** Start **

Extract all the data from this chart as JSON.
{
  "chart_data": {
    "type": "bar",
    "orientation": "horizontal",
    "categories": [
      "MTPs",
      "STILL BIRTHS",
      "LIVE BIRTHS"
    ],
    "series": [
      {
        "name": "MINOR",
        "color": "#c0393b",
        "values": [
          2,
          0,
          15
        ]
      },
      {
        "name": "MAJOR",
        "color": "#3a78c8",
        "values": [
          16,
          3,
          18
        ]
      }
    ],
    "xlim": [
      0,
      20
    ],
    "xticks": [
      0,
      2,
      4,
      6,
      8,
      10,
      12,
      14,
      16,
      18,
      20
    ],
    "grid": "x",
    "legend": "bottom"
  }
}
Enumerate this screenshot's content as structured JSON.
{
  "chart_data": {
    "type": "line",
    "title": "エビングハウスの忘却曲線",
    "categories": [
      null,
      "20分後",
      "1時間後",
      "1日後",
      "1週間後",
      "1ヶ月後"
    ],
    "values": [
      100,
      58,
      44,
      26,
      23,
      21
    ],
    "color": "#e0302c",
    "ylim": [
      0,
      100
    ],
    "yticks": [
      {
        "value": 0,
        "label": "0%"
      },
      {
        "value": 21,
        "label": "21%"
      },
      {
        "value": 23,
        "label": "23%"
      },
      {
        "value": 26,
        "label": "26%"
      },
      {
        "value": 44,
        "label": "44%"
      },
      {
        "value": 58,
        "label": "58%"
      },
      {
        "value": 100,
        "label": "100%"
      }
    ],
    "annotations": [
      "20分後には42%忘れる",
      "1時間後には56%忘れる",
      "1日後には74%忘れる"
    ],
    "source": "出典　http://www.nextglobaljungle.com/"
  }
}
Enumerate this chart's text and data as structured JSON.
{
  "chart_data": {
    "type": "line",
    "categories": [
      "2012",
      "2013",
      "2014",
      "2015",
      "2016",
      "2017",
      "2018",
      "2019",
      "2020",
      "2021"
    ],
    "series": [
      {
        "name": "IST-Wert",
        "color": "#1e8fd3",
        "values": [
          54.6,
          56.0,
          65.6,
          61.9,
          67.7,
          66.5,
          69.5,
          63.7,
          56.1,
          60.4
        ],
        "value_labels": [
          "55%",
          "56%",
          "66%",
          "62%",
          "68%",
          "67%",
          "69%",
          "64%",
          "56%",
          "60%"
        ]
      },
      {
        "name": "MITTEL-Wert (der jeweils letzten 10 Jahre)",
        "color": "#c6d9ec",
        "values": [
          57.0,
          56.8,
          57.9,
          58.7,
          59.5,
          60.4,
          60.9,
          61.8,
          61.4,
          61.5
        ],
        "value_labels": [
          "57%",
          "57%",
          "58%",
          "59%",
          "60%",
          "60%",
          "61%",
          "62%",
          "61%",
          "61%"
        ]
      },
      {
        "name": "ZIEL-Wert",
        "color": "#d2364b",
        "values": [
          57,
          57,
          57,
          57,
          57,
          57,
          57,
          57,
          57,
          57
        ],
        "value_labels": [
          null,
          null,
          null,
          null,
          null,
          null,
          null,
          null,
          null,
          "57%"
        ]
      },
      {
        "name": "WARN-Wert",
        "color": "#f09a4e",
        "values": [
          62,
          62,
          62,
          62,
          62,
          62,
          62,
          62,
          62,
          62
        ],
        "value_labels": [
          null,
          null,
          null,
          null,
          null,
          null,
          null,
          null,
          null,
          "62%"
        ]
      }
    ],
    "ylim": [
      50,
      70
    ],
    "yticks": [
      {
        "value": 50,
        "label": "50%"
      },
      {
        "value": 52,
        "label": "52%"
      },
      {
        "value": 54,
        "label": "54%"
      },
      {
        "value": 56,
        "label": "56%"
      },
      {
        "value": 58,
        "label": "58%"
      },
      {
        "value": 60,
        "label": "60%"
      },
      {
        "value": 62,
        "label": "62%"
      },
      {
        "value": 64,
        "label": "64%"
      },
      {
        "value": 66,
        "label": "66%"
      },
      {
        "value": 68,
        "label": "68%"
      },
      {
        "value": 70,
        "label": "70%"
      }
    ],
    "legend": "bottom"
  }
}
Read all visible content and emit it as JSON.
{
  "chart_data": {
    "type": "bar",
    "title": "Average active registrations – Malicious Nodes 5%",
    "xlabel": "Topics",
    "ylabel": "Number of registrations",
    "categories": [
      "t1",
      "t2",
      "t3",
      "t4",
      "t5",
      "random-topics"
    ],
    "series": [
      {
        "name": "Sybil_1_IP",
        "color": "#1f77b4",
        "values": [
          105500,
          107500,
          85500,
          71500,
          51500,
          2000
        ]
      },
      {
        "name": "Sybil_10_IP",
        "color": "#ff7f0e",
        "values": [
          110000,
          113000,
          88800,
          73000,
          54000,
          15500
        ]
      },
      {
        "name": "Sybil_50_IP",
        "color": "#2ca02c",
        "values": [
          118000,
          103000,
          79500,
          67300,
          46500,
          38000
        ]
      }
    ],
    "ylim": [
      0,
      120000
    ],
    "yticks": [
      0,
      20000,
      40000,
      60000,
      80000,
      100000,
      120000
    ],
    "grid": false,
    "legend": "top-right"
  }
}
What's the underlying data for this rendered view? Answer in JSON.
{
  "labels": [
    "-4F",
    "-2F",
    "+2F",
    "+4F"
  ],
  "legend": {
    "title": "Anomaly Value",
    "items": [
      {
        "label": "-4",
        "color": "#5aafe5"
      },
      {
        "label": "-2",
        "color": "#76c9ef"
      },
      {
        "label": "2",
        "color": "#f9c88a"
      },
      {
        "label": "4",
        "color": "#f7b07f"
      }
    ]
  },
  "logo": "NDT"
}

** End **

● Directions for this task: Find the lines containing "content" and list every one of them.

● Result for this exercise:
Enumerate this screenshot's content as structured JSON.
Read all visible content and emit it as JSON.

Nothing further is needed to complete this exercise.